Recorded data:
────────────────────
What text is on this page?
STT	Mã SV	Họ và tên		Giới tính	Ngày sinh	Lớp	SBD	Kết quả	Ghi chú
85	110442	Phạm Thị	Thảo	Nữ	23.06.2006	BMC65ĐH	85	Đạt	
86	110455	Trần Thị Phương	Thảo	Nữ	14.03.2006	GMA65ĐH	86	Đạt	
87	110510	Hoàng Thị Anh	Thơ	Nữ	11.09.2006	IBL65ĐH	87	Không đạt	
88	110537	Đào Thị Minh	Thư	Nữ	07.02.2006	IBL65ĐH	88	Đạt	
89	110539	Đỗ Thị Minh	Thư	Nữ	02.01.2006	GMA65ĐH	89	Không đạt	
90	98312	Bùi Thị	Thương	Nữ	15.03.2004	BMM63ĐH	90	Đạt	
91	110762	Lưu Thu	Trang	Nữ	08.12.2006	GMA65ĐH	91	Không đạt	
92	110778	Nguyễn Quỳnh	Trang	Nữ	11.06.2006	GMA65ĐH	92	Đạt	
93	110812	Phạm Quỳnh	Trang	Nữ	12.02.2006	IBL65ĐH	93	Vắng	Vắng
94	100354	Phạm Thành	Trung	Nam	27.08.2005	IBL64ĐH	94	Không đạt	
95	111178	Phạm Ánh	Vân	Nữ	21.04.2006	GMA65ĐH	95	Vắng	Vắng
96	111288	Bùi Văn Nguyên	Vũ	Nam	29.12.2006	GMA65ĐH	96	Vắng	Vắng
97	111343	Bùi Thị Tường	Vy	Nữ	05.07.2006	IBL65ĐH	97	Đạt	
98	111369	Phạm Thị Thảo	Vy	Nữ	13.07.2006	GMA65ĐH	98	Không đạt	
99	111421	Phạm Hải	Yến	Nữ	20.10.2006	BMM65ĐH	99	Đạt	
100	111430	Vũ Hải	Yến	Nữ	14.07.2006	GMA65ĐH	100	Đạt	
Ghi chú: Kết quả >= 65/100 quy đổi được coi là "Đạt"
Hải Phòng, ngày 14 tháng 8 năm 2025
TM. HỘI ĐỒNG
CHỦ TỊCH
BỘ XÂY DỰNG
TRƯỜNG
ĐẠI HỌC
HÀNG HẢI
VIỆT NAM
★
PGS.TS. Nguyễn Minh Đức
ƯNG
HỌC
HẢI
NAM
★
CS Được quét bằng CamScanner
────────────────────
__Problem details__:
Find the lines above that contain the word "Quỳnh" and collect them.

__Solution below__:
92	110778	Nguyễn Quỳnh	Trang	Nữ	11.06.2006	GMA65ĐH	92	Đạt	
93	110812	Phạm Quỳnh	Trang	Nữ	12.02.2006	IBL65ĐH	93	Vắng	Vắng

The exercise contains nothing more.